◆ **What you need to do**: Copy the listing below word for word, from the first line to the last.

◆ **Stored entries**:
········

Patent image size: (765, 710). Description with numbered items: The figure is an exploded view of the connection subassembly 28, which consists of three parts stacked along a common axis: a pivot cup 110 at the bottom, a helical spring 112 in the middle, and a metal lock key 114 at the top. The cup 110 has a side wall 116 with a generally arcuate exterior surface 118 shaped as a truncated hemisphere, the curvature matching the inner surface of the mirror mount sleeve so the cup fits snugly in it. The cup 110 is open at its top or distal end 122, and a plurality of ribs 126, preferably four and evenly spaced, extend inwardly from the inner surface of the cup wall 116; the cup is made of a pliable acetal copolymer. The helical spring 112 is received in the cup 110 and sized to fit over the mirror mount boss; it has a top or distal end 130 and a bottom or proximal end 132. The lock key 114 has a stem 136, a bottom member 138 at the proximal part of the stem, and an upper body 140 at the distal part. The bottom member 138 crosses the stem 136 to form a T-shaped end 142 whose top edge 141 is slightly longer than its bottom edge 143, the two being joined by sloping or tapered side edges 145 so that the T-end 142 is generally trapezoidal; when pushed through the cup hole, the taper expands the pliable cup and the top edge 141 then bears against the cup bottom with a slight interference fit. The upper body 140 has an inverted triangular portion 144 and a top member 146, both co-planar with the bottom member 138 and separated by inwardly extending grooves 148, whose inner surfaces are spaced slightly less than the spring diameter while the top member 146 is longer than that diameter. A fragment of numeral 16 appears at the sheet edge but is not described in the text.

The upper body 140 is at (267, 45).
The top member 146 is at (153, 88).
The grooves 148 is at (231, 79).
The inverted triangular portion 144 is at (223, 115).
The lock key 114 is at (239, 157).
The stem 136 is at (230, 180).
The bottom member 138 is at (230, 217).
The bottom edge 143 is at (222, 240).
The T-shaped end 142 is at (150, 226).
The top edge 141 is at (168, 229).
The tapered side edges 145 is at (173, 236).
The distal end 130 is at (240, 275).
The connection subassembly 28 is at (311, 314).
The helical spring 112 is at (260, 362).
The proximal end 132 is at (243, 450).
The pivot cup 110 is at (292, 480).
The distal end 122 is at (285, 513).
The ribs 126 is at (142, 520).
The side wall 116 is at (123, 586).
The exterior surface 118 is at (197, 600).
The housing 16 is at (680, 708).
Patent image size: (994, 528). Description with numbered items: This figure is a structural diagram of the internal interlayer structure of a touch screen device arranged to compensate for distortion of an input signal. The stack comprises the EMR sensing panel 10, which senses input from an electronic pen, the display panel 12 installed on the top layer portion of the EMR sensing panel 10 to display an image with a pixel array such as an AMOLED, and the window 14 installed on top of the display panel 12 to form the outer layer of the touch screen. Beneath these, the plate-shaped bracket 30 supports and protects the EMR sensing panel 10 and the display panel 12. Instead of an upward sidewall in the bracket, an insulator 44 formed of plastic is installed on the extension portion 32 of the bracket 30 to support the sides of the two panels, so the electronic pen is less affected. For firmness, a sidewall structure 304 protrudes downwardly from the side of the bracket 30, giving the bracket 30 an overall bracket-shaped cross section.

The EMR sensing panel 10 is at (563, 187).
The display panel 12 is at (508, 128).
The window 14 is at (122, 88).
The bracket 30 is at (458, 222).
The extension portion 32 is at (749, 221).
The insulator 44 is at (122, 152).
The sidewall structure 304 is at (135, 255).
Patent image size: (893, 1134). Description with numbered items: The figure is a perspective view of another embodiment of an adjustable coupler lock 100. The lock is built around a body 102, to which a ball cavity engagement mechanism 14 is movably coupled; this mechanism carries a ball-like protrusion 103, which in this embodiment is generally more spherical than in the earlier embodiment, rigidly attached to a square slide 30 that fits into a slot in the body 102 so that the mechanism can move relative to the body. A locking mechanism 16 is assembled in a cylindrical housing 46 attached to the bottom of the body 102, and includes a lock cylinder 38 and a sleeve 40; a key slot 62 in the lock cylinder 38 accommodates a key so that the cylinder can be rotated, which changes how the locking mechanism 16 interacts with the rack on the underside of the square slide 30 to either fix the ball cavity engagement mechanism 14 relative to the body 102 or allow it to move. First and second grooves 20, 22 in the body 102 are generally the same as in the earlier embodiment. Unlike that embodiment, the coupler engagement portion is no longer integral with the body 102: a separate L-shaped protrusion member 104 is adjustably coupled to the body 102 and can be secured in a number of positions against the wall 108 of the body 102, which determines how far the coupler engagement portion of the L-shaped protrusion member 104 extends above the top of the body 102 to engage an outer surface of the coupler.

········

◆ **Exercise result**:
Patent image size: (765, 710). Description with numbered items: The figure is an exploded view of the connection subassembly 28, which consists of three parts stacked along a common axis: a pivot cup 110 at the bottom, a helical spring 112 in the middle, and a metal lock key 114 at the top. The cup 110 has a side wall 116 with a generally arcuate exterior surface 118 shaped as a truncated hemisphere, the curvature matching the inner surface of the mirror mount sleeve so the cup fits snugly in it. The cup 110 is open at its top or distal end 122, and a plurality of ribs 126, preferably four and evenly spaced, extend inwardly from the inner surface of the cup wall 116; the cup is made of a pliable acetal copolymer. The helical spring 112 is received in the cup 110 and sized to fit over the mirror mount boss; it has a top or distal end 130 and a bottom or proximal end 132. The lock key 114 has a stem 136, a bottom member 138 at the proximal part of the stem, and an upper body 140 at the distal part. The bottom member 138 crosses the stem 136 to form a T-shaped end 142 whose top edge 141 is slightly longer than its bottom edge 143, the two being joined by sloping or tapered side edges 145 so that the T-end 142 is generally trapezoidal; when pushed through the cup hole, the taper expands the pliable cup and the top edge 141 then bears against the cup bottom with a slight interference fit. The upper body 140 has an inverted triangular portion 144 and a top member 146, both co-planar with the bottom member 138 and separated by inwardly extending grooves 148, whose inner surfaces are spaced slightly less than the spring diameter while the top member 146 is longer than that diameter. A fragment of numeral 16 appears at the sheet edge but is not described in the text.

The upper body 140 is at (267, 45).
The top member 146 is at (153, 88).
The grooves 148 is at (231, 79).
The inverted triangular portion 144 is at (223, 115).
The lock key 114 is at (239, 157).
The stem 136 is at (230, 180).
The bottom member 138 is at (230, 217).
The bottom edge 143 is at (222, 240).
The T-shaped end 142 is at (150, 226).
The top edge 141 is at (168, 229).
The tapered side edges 145 is at (173, 236).
The distal end 130 is at (240, 275).
The connection subassembly 28 is at (311, 314).
The helical spring 112 is at (260, 362).
The proximal end 132 is at (243, 450).
The pivot cup 110 is at (292, 480).
The distal end 122 is at (285, 513).
The ribs 126 is at (142, 520).
The side wall 116 is at (123, 586).
The exterior surface 118 is at (197, 600).
The housing 16 is at (680, 708).
Patent image size: (994, 528). Description with numbered items: This figure is a structural diagram of the internal interlayer structure of a touch screen device arranged to compensate for distortion of an input signal. The stack comprises the EMR sensing panel 10, which senses input from an electronic pen, the display panel 12 installed on the top layer portion of the EMR sensing panel 10 to display an image with a pixel array such as an AMOLED, and the window 14 installed on top of the display panel 12 to form the outer layer of the touch screen. Beneath these, the plate-shaped bracket 30 supports and protects the EMR sensing panel 10 and the display panel 12. Instead of an upward sidewall in the bracket, an insulator 44 formed of plastic is installed on the extension portion 32 of the bracket 30 to support the sides of the two panels, so the electronic pen is less affected. For firmness, a sidewall structure 304 protrudes downwardly from the side of the bracket 30, giving the bracket 30 an overall bracket-shaped cross section.

The EMR sensing panel 10 is at (563, 187).
The display panel 12 is at (508, 128).
The window 14 is at (122, 88).
The bracket 30 is at (458, 222).
The extension portion 32 is at (749, 221).
The insulator 44 is at (122, 152).
The sidewall structure 304 is at (135, 255).
Patent image size: (893, 1134). Description with numbered items: The figure is a perspective view of another embodiment of an adjustable coupler lock 100. The lock is built around a body 102, to which a ball cavity engagement mechanism 14 is movably coupled; this mechanism carries a ball-like protrusion 103, which in this embodiment is generally more spherical than in the earlier embodiment, rigidly attached to a square slide 30 that fits into a slot in the body 102 so that the mechanism can move relative to the body. A locking mechanism 16 is assembled in a cylindrical housing 46 attached to the bottom of the body 102, and includes a lock cylinder 38 and a sleeve 40; a key slot 62 in the lock cylinder 38 accommodates a key so that the cylinder can be rotated, which changes how the locking mechanism 16 interacts with the rack on the underside of the square slide 30 to either fix the ball cavity engagement mechanism 14 relative to the body 102 or allow it to move. First and second grooves 20, 22 in the body 102 are generally the same as in the earlier embodiment. Unlike that embodiment, the coupler engagement portion is no longer integral with the body 102: a separate L-shaped protrusion member 104 is adjustably coupled to the body 102 and can be secured in a number of positions against the wall 108 of the body 102, which determines how far the coupler engagement portion of the L-shaped protrusion member 104 extends above the top of the body 102 to engage an outer surface of the coupler.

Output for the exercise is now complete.